■ **Page transcription entries**:

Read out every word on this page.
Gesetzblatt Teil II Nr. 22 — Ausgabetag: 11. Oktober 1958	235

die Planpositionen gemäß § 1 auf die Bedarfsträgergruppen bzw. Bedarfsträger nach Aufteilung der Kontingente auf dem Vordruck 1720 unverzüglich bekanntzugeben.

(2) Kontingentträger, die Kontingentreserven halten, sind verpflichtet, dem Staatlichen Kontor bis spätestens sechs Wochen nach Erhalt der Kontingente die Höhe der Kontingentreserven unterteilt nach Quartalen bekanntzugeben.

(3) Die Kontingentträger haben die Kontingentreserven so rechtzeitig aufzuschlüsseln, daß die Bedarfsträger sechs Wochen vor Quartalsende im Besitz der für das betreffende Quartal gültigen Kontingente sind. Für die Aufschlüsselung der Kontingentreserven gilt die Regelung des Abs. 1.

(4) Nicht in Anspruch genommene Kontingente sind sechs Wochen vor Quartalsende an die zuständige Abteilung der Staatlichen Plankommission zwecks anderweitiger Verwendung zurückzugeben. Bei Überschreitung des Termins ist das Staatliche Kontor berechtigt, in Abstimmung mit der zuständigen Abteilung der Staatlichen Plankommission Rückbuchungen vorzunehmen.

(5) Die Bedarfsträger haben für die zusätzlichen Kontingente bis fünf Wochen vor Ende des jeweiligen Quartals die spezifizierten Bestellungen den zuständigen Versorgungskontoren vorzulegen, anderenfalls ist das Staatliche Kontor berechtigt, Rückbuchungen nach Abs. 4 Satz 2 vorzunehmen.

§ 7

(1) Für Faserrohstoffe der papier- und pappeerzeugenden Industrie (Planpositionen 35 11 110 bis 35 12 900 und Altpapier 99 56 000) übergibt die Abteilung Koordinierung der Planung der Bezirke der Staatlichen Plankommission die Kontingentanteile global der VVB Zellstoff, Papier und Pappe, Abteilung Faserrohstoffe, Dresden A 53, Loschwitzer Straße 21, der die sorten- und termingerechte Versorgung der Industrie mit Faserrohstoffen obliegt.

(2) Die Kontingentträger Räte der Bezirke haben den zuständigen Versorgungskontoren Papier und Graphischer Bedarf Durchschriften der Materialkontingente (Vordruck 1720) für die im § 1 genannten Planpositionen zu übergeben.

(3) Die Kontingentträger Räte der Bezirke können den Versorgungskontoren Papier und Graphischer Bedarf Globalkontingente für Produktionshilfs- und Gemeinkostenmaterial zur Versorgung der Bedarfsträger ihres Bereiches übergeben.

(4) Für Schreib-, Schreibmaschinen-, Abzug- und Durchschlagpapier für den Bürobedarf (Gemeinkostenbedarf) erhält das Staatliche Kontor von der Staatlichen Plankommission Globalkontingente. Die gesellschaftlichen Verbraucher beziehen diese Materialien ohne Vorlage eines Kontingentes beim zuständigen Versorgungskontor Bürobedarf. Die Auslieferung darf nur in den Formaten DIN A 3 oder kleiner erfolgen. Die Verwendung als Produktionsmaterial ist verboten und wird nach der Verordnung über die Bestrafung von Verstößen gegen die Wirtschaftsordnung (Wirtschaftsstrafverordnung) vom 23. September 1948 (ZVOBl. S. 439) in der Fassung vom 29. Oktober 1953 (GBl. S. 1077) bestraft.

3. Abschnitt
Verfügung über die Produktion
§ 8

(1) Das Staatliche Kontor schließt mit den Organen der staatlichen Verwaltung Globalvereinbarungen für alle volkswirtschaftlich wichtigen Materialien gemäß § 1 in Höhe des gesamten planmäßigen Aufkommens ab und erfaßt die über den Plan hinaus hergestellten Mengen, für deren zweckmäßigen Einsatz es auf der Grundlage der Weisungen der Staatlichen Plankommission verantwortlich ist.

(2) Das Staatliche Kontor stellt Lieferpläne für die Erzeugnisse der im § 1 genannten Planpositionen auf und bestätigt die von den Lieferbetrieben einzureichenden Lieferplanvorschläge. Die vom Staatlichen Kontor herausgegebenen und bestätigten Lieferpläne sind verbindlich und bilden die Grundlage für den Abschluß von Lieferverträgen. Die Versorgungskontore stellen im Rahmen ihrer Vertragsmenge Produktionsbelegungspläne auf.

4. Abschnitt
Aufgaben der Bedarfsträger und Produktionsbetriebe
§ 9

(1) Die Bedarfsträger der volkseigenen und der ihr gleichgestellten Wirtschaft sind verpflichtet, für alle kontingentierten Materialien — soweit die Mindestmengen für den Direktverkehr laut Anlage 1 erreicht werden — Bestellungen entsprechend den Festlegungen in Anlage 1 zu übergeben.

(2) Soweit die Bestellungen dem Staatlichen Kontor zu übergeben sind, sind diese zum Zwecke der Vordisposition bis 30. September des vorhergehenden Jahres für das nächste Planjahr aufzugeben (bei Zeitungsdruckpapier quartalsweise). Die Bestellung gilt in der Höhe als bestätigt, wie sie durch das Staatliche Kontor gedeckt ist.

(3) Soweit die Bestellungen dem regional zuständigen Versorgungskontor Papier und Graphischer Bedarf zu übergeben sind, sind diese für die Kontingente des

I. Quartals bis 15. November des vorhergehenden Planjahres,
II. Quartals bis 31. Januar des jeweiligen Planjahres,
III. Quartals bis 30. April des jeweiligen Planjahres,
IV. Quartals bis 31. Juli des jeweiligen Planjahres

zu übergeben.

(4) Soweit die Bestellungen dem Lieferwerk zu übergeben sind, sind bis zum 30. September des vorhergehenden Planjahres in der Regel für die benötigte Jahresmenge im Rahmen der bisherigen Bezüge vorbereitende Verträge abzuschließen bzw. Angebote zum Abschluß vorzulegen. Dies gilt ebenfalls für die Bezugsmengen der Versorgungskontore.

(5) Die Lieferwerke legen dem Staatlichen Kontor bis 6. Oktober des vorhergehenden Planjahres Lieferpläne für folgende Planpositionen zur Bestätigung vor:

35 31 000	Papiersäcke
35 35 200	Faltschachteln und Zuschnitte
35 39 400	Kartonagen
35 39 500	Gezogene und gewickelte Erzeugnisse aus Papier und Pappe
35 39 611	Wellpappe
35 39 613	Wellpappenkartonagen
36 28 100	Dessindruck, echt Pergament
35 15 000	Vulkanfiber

■ **What you should do**:
Each entry above has to be duplicated exactly as it stands.

■ **Result**:
Read out every word on this page.
Gesetzblatt Teil II Nr. 22 — Ausgabetag: 11. Oktober 1958	235

die Planpositionen gemäß § 1 auf die Bedarfsträgergruppen bzw. Bedarfsträger nach Aufteilung der Kontingente auf dem Vordruck 1720 unverzüglich bekanntzugeben.

(2) Kontingentträger, die Kontingentreserven halten, sind verpflichtet, dem Staatlichen Kontor bis spätestens sechs Wochen nach Erhalt der Kontingente die Höhe der Kontingentreserven unterteilt nach Quartalen bekanntzugeben.

(3) Die Kontingentträger haben die Kontingentreserven so rechtzeitig aufzuschlüsseln, daß die Bedarfsträger sechs Wochen vor Quartalsende im Besitz der für das betreffende Quartal gültigen Kontingente sind. Für die Aufschlüsselung der Kontingentreserven gilt die Regelung des Abs. 1.

(4) Nicht in Anspruch genommene Kontingente sind sechs Wochen vor Quartalsende an die zuständige Abteilung der Staatlichen Plankommission zwecks anderweitiger Verwendung zurückzugeben. Bei Überschreitung des Termins ist das Staatliche Kontor berechtigt, in Abstimmung mit der zuständigen Abteilung der Staatlichen Plankommission Rückbuchungen vorzunehmen.

(5) Die Bedarfsträger haben für die zusätzlichen Kontingente bis fünf Wochen vor Ende des jeweiligen Quartals die spezifizierten Bestellungen den zuständigen Versorgungskontoren vorzulegen, anderenfalls ist das Staatliche Kontor berechtigt, Rückbuchungen nach Abs. 4 Satz 2 vorzunehmen.

§ 7

(1) Für Faserrohstoffe der papier- und pappeerzeugenden Industrie (Planpositionen 35 11 110 bis 35 12 900 und Altpapier 99 56 000) übergibt die Abteilung Koordinierung der Planung der Bezirke der Staatlichen Plankommission die Kontingentanteile global der VVB Zellstoff, Papier und Pappe, Abteilung Faserrohstoffe, Dresden A 53, Loschwitzer Straße 21, der die sorten- und termingerechte Versorgung der Industrie mit Faserrohstoffen obliegt.

(2) Die Kontingentträger Räte der Bezirke haben den zuständigen Versorgungskontoren Papier und Graphischer Bedarf Durchschriften der Materialkontingente (Vordruck 1720) für die im § 1 genannten Planpositionen zu übergeben.

(3) Die Kontingentträger Räte der Bezirke können den Versorgungskontoren Papier und Graphischer Bedarf Globalkontingente für Produktionshilfs- und Gemeinkostenmaterial zur Versorgung der Bedarfsträger ihres Bereiches übergeben.

(4) Für Schreib-, Schreibmaschinen-, Abzug- und Durchschlagpapier für den Bürobedarf (Gemeinkostenbedarf) erhält das Staatliche Kontor von der Staatlichen Plankommission Globalkontingente. Die gesellschaftlichen Verbraucher beziehen diese Materialien ohne Vorlage eines Kontingentes beim zuständigen Versorgungskontor Bürobedarf. Die Auslieferung darf nur in den Formaten DIN A 3 oder kleiner erfolgen. Die Verwendung als Produktionsmaterial ist verboten und wird nach der Verordnung über die Bestrafung von Verstößen gegen die Wirtschaftsordnung (Wirtschaftsstrafverordnung) vom 23. September 1948 (ZVOBl. S. 439) in der Fassung vom 29. Oktober 1953 (GBl. S. 1077) bestraft.

3. Abschnitt
Verfügung über die Produktion
§ 8

(1) Das Staatliche Kontor schließt mit den Organen der staatlichen Verwaltung Globalvereinbarungen für alle volkswirtschaftlich wichtigen Materialien gemäß § 1 in Höhe des gesamten planmäßigen Aufkommens ab und erfaßt die über den Plan hinaus hergestellten Mengen, für deren zweckmäßigen Einsatz es auf der Grundlage der Weisungen der Staatlichen Plankommission verantwortlich ist.

(2) Das Staatliche Kontor stellt Lieferpläne für die Erzeugnisse der im § 1 genannten Planpositionen auf und bestätigt die von den Lieferbetrieben einzureichenden Lieferplanvorschläge. Die vom Staatlichen Kontor herausgegebenen und bestätigten Lieferpläne sind verbindlich und bilden die Grundlage für den Abschluß von Lieferverträgen. Die Versorgungskontore stellen im Rahmen ihrer Vertragsmenge Produktionsbelegungspläne auf.

4. Abschnitt
Aufgaben der Bedarfsträger und Produktionsbetriebe
§ 9

(1) Die Bedarfsträger der volkseigenen und der ihr gleichgestellten Wirtschaft sind verpflichtet, für alle kontingentierten Materialien — soweit die Mindestmengen für den Direktverkehr laut Anlage 1 erreicht werden — Bestellungen entsprechend den Festlegungen in Anlage 1 zu übergeben.

(2) Soweit die Bestellungen dem Staatlichen Kontor zu übergeben sind, sind diese zum Zwecke der Vordisposition bis 30. September des vorhergehenden Jahres für das nächste Planjahr aufzugeben (bei Zeitungsdruckpapier quartalsweise). Die Bestellung gilt in der Höhe als bestätigt, wie sie durch das Staatliche Kontor gedeckt ist.

(3) Soweit die Bestellungen dem regional zuständigen Versorgungskontor Papier und Graphischer Bedarf zu übergeben sind, sind diese für die Kontingente des

I. Quartals bis 15. November des vorhergehenden Planjahres,
II. Quartals bis 31. Januar des jeweiligen Planjahres,
III. Quartals bis 30. April des jeweiligen Planjahres,
IV. Quartals bis 31. Juli des jeweiligen Planjahres

zu übergeben.

(4) Soweit die Bestellungen dem Lieferwerk zu übergeben sind, sind bis zum 30. September des vorhergehenden Planjahres in der Regel für die benötigte Jahresmenge im Rahmen der bisherigen Bezüge vorbereitende Verträge abzuschließen bzw. Angebote zum Abschluß vorzulegen. Dies gilt ebenfalls für die Bezugsmengen der Versorgungskontore.

(5) Die Lieferwerke legen dem Staatlichen Kontor bis 6. Oktober des vorhergehenden Planjahres Lieferpläne für folgende Planpositionen zur Bestätigung vor:

35 31 000	Papiersäcke
35 35 200	Faltschachteln und Zuschnitte
35 39 400	Kartonagen
35 39 500	Gezogene und gewickelte Erzeugnisse aus Papier und Pappe
35 39 611	Wellpappe
35 39 613	Wellpappenkartonagen
36 28 100	Dessindruck, echt Pergament
35 15 000	Vulkanfiber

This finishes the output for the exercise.